* _Set problem_:
Return all of the data exactly, with nothing left out but the pictures.

* _Supplied material_:
[BEGIN]

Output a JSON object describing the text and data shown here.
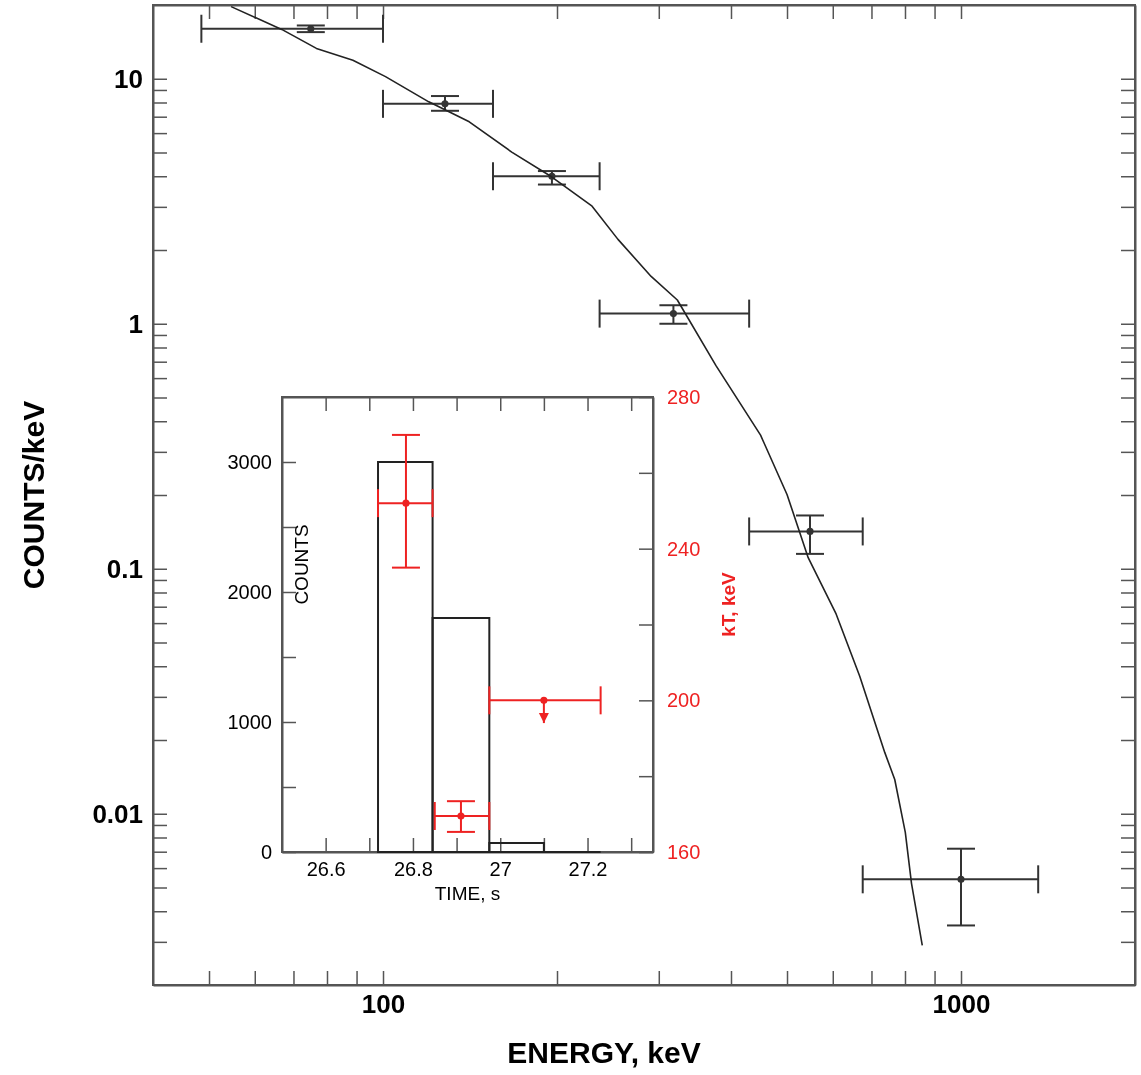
{
  "chart_data": [
    {
      "type": "scatter",
      "xlabel": "ENERGY, keV",
      "ylabel": "COUNTS/keV",
      "log": "xy",
      "grid": false,
      "xlim": [
        40,
        2000
      ],
      "ylim": [
        0.002,
        20
      ],
      "xticks": [
        {
          "value": 50,
          "label": null
        },
        {
          "value": 60,
          "label": null
        },
        {
          "value": 70,
          "label": null
        },
        {
          "value": 80,
          "label": null
        },
        {
          "value": 90,
          "label": null
        },
        100,
        {
          "value": 200,
          "label": null
        },
        {
          "value": 300,
          "label": null
        },
        {
          "value": 400,
          "label": null
        },
        {
          "value": 500,
          "label": null
        },
        {
          "value": 600,
          "label": null
        },
        {
          "value": 700,
          "label": null
        },
        {
          "value": 800,
          "label": null
        },
        {
          "value": 900,
          "label": null
        },
        1000
      ],
      "yticks": [
        {
          "value": 0.003,
          "label": null
        },
        {
          "value": 0.004,
          "label": null
        },
        {
          "value": 0.005,
          "label": null
        },
        {
          "value": 0.006,
          "label": null
        },
        {
          "value": 0.007,
          "label": null
        },
        {
          "value": 0.008,
          "label": null
        },
        {
          "value": 0.009,
          "label": null
        },
        0.01,
        {
          "value": 0.02,
          "label": null
        },
        {
          "value": 0.03,
          "label": null
        },
        {
          "value": 0.04,
          "label": null
        },
        {
          "value": 0.05,
          "label": null
        },
        {
          "value": 0.06,
          "label": null
        },
        {
          "value": 0.07,
          "label": null
        },
        {
          "value": 0.08,
          "label": null
        },
        {
          "value": 0.09,
          "label": null
        },
        0.1,
        {
          "value": 0.2,
          "label": null
        },
        {
          "value": 0.3,
          "label": null
        },
        {
          "value": 0.4,
          "label": null
        },
        {
          "value": 0.5,
          "label": null
        },
        {
          "value": 0.6,
          "label": null
        },
        {
          "value": 0.7,
          "label": null
        },
        {
          "value": 0.8,
          "label": null
        },
        {
          "value": 0.9,
          "label": null
        },
        1,
        {
          "value": 2,
          "label": null
        },
        {
          "value": 3,
          "label": null
        },
        {
          "value": 4,
          "label": null
        },
        {
          "value": 5,
          "label": null
        },
        {
          "value": 6,
          "label": null
        },
        {
          "value": 7,
          "label": null
        },
        {
          "value": 8,
          "label": null
        },
        {
          "value": 9,
          "label": null
        },
        10
      ],
      "series": [
        {
          "marker": "none",
          "color": "#333333",
          "x": [
            75,
            128,
            196,
            318,
            548,
            1000
          ],
          "values": [
            16,
            7.9,
            4.0,
            1.1,
            0.142,
            0.0054
          ],
          "errors": [
            [
              15.5,
              16.5
            ],
            [
              7.4,
              8.5
            ],
            [
              3.7,
              4.2
            ],
            [
              1.0,
              1.19
            ],
            [
              0.115,
              0.165
            ],
            [
              0.0035,
              0.0072
            ]
          ],
          "xerrors": [
            [
              48.5,
              100
            ],
            [
              100,
              155
            ],
            [
              155,
              237
            ],
            [
              237,
              430
            ],
            [
              430,
              676
            ],
            [
              676,
              1360
            ]
          ]
        },
        {
          "type": "line",
          "line_style": "solid",
          "color": "#222222",
          "x": [
            54.6,
            66.8,
            76.7,
            88.7,
            101,
            120,
            141,
            167,
            196,
            230,
            255,
            291,
            323,
            377,
            450,
            500,
            544,
            608,
            668,
            738,
            768,
            801,
            821,
            857
          ],
          "values": [
            19.7,
            15.9,
            13.3,
            11.9,
            10.2,
            8.05,
            6.67,
            5.02,
            3.97,
            3.02,
            2.21,
            1.56,
            1.25,
            0.673,
            0.351,
            0.201,
            0.111,
            0.0654,
            0.0364,
            0.0178,
            0.0138,
            0.0084,
            0.0052,
            0.0029
          ]
        }
      ]
    },
    {
      "type": "histogram",
      "xlabel": "TIME, s",
      "ylabel": "COUNTS",
      "y2label": "kT, keV",
      "grid": false,
      "xlim": [
        26.5,
        27.35
      ],
      "ylim": [
        0,
        3500
      ],
      "y2lim": [
        160,
        280
      ],
      "xticks": [
        26.6,
        {
          "value": 26.7,
          "label": null
        },
        26.8,
        {
          "value": 26.9,
          "label": null
        },
        27,
        {
          "value": 27.1,
          "label": null
        },
        27.2,
        {
          "value": 27.3,
          "label": null
        }
      ],
      "yticks": [
        0,
        {
          "value": 500,
          "label": null
        },
        1000,
        {
          "value": 1500,
          "label": null
        },
        2000,
        {
          "value": 2500,
          "label": null
        },
        3000
      ],
      "y2ticks": [
        160,
        {
          "value": 180,
          "label": null
        },
        200,
        {
          "value": 220,
          "label": null
        },
        240,
        {
          "value": 260,
          "label": null
        },
        280
      ],
      "series": [
        {
          "color": "#222222",
          "bins": [
            26.72,
            26.845,
            26.975,
            27.1,
            27.23
          ],
          "values": [
            3000,
            1800,
            70,
            0
          ]
        },
        {
          "type": "scatter",
          "marker": "none",
          "axis": "y2",
          "color": "#ee2222",
          "x": [
            26.784,
            26.91,
            27.1
          ],
          "values": [
            252,
            169.5,
            200
          ],
          "errors": [
            [
              235,
              270
            ],
            [
              165.3,
              173.4
            ],
            [
              194,
              200
            ]
          ],
          "xerrors": [
            [
              26.72,
              26.845
            ],
            [
              26.85,
              26.975
            ],
            [
              26.975,
              27.23
            ]
          ]
        }
      ]
    }
  ]
}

[END]

* _Full output_:
Output a JSON object describing the text and data shown here.
{
  "chart_data": [
    {
      "type": "scatter",
      "xlabel": "ENERGY, keV",
      "ylabel": "COUNTS/keV",
      "log": "xy",
      "grid": false,
      "xlim": [
        40,
        2000
      ],
      "ylim": [
        0.002,
        20
      ],
      "xticks": [
        {
          "value": 50,
          "label": null
        },
        {
          "value": 60,
          "label": null
        },
        {
          "value": 70,
          "label": null
        },
        {
          "value": 80,
          "label": null
        },
        {
          "value": 90,
          "label": null
        },
        100,
        {
          "value": 200,
          "label": null
        },
        {
          "value": 300,
          "label": null
        },
        {
          "value": 400,
          "label": null
        },
        {
          "value": 500,
          "label": null
        },
        {
          "value": 600,
          "label": null
        },
        {
          "value": 700,
          "label": null
        },
        {
          "value": 800,
          "label": null
        },
        {
          "value": 900,
          "label": null
        },
        1000
      ],
      "yticks": [
        {
          "value": 0.003,
          "label": null
        },
        {
          "value": 0.004,
          "label": null
        },
        {
          "value": 0.005,
          "label": null
        },
        {
          "value": 0.006,
          "label": null
        },
        {
          "value": 0.007,
          "label": null
        },
        {
          "value": 0.008,
          "label": null
        },
        {
          "value": 0.009,
          "label": null
        },
        0.01,
        {
          "value": 0.02,
          "label": null
        },
        {
          "value": 0.03,
          "label": null
        },
        {
          "value": 0.04,
          "label": null
        },
        {
          "value": 0.05,
          "label": null
        },
        {
          "value": 0.06,
          "label": null
        },
        {
          "value": 0.07,
          "label": null
        },
        {
          "value": 0.08,
          "label": null
        },
        {
          "value": 0.09,
          "label": null
        },
        0.1,
        {
          "value": 0.2,
          "label": null
        },
        {
          "value": 0.3,
          "label": null
        },
        {
          "value": 0.4,
          "label": null
        },
        {
          "value": 0.5,
          "label": null
        },
        {
          "value": 0.6,
          "label": null
        },
        {
          "value": 0.7,
          "label": null
        },
        {
          "value": 0.8,
          "label": null
        },
        {
          "value": 0.9,
          "label": null
        },
        1,
        {
          "value": 2,
          "label": null
        },
        {
          "value": 3,
          "label": null
        },
        {
          "value": 4,
          "label": null
        },
        {
          "value": 5,
          "label": null
        },
        {
          "value": 6,
          "label": null
        },
        {
          "value": 7,
          "label": null
        },
        {
          "value": 8,
          "label": null
        },
        {
          "value": 9,
          "label": null
        },
        10
      ],
      "series": [
        {
          "marker": "none",
          "color": "#333333",
          "x": [
            75,
            128,
            196,
            318,
            548,
            1000
          ],
          "values": [
            16,
            7.9,
            4.0,
            1.1,
            0.142,
            0.0054
          ],
          "errors": [
            [
              15.5,
              16.5
            ],
            [
              7.4,
              8.5
            ],
            [
              3.7,
              4.2
            ],
            [
              1.0,
              1.19
            ],
            [
              0.115,
              0.165
            ],
            [
              0.0035,
              0.0072
            ]
          ],
          "xerrors": [
            [
              48.5,
              100
            ],
            [
              100,
              155
            ],
            [
              155,
              237
            ],
            [
              237,
              430
            ],
            [
              430,
              676
            ],
            [
              676,
              1360
            ]
          ]
        },
        {
          "type": "line",
          "line_style": "solid",
          "color": "#222222",
          "x": [
            54.6,
            66.8,
            76.7,
            88.7,
            101,
            120,
            141,
            167,
            196,
            230,
            255,
            291,
            323,
            377,
            450,
            500,
            544,
            608,
            668,
            738,
            768,
            801,
            821,
            857
          ],
          "values": [
            19.7,
            15.9,
            13.3,
            11.9,
            10.2,
            8.05,
            6.67,
            5.02,
            3.97,
            3.02,
            2.21,
            1.56,
            1.25,
            0.673,
            0.351,
            0.201,
            0.111,
            0.0654,
            0.0364,
            0.0178,
            0.0138,
            0.0084,
            0.0052,
            0.0029
          ]
        }
      ]
    },
    {
      "type": "histogram",
      "xlabel": "TIME, s",
      "ylabel": "COUNTS",
      "y2label": "kT, keV",
      "grid": false,
      "xlim": [
        26.5,
        27.35
      ],
      "ylim": [
        0,
        3500
      ],
      "y2lim": [
        160,
        280
      ],
      "xticks": [
        26.6,
        {
          "value": 26.7,
          "label": null
        },
        26.8,
        {
          "value": 26.9,
          "label": null
        },
        27,
        {
          "value": 27.1,
          "label": null
        },
        27.2,
        {
          "value": 27.3,
          "label": null
        }
      ],
      "yticks": [
        0,
        {
          "value": 500,
          "label": null
        },
        1000,
        {
          "value": 1500,
          "label": null
        },
        2000,
        {
          "value": 2500,
          "label": null
        },
        3000
      ],
      "y2ticks": [
        160,
        {
          "value": 180,
          "label": null
        },
        200,
        {
          "value": 220,
          "label": null
        },
        240,
        {
          "value": 260,
          "label": null
        },
        280
      ],
      "series": [
        {
          "color": "#222222",
          "bins": [
            26.72,
            26.845,
            26.975,
            27.1,
            27.23
          ],
          "values": [
            3000,
            1800,
            70,
            0
          ]
        },
        {
          "type": "scatter",
          "marker": "none",
          "axis": "y2",
          "color": "#ee2222",
          "x": [
            26.784,
            26.91,
            27.1
          ],
          "values": [
            252,
            169.5,
            200
          ],
          "errors": [
            [
              235,
              270
            ],
            [
              165.3,
              173.4
            ],
            [
              194,
              200
            ]
          ],
          "xerrors": [
            [
              26.72,
              26.845
            ],
            [
              26.85,
              26.975
            ],
            [
              26.975,
              27.23
            ]
          ]
        }
      ]
    }
  ]
}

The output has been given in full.